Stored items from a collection
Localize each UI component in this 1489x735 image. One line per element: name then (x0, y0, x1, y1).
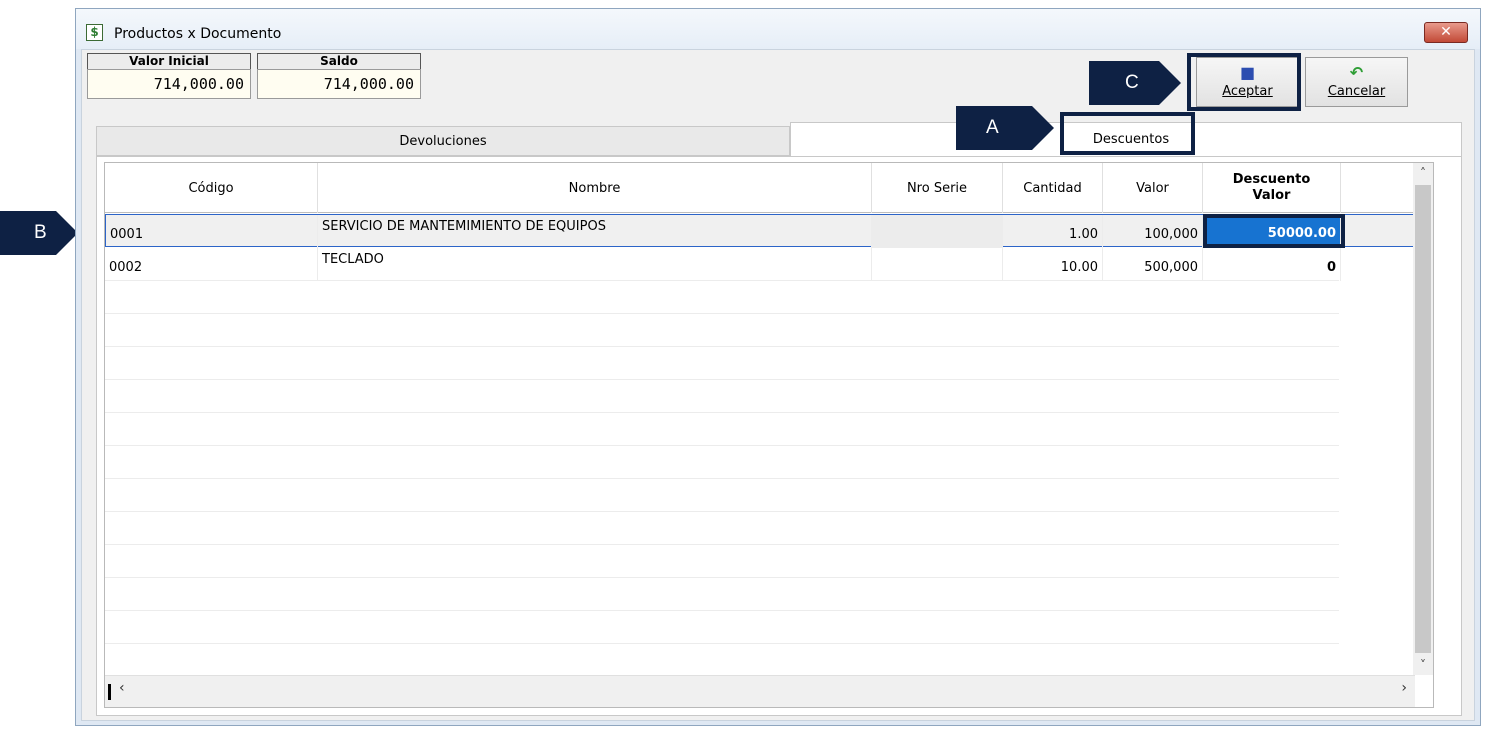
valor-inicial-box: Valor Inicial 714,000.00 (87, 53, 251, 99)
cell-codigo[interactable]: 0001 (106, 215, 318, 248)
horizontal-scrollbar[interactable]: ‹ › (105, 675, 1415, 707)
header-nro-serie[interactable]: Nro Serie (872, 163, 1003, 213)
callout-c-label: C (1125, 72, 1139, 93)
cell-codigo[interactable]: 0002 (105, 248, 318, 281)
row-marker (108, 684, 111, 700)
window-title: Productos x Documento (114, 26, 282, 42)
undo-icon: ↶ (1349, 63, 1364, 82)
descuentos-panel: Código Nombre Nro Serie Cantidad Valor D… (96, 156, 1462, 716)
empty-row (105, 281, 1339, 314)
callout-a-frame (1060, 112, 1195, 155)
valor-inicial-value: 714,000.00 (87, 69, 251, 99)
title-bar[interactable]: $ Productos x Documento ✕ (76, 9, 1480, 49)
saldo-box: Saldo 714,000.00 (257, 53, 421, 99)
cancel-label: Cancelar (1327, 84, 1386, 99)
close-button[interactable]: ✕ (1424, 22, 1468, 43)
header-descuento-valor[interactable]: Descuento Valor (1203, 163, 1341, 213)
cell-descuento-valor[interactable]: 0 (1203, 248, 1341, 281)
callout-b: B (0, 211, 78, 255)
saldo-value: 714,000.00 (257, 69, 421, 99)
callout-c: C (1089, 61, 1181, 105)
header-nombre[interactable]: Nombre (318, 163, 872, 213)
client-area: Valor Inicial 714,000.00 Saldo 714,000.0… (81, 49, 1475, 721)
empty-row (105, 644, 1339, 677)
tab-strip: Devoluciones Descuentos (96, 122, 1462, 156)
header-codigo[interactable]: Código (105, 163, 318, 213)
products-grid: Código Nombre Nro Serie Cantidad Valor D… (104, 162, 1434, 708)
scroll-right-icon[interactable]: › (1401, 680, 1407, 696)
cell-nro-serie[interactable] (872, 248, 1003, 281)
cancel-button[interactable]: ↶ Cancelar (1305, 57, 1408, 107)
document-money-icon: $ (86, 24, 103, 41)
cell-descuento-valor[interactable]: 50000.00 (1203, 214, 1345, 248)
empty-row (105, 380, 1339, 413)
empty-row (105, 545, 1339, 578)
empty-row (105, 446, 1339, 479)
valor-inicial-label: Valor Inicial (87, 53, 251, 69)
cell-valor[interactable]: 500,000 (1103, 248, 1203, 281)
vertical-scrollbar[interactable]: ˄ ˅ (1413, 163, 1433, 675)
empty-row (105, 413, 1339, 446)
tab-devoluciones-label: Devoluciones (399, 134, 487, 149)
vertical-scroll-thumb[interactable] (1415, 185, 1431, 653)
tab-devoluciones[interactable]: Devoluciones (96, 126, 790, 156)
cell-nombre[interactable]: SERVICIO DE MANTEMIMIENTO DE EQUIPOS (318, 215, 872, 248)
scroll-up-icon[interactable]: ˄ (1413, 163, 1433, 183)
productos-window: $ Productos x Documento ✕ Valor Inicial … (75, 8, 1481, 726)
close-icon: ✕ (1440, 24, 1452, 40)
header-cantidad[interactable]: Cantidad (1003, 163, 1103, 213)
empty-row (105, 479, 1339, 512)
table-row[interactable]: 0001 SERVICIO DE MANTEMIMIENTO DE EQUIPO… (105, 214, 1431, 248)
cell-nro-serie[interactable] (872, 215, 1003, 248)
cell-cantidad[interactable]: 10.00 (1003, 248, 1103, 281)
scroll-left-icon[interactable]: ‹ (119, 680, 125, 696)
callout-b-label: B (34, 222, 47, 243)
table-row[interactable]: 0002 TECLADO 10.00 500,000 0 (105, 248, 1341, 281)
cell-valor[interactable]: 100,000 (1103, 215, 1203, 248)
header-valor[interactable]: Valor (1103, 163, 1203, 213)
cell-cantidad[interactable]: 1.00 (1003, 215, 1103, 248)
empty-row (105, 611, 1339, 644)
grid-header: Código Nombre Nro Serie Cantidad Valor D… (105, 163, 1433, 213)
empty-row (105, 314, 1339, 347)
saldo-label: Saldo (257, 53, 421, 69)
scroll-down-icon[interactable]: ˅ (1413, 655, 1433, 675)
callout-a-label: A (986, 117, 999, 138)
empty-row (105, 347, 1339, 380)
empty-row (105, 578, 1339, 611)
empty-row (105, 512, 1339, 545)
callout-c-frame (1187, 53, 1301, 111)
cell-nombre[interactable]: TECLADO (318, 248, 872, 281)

Directions for this task
Repeat, unchanged, every line from the one containing "valor-inicial-box: Valor Inicial" down to the one containing "valor-inicial-value: 714,000.00 (87, 69, 251, 99)", with both of those lines included.

Answer for this exercise
valor-inicial-box: Valor Inicial 714,000.00 (87, 53, 251, 99)
cell-codigo[interactable]: 0001 (106, 215, 318, 248)
horizontal-scrollbar[interactable]: ‹ › (105, 675, 1415, 707)
header-nro-serie[interactable]: Nro Serie (872, 163, 1003, 213)
callout-c-label: C (1125, 72, 1139, 93)
cell-codigo[interactable]: 0002 (105, 248, 318, 281)
row-marker (108, 684, 111, 700)
window-title: Productos x Documento (114, 26, 282, 42)
undo-icon: ↶ (1349, 63, 1364, 82)
descuentos-panel: Código Nombre Nro Serie Cantidad Valor D… (96, 156, 1462, 716)
empty-row (105, 281, 1339, 314)
callout-a-frame (1060, 112, 1195, 155)
valor-inicial-value: 714,000.00 (87, 69, 251, 99)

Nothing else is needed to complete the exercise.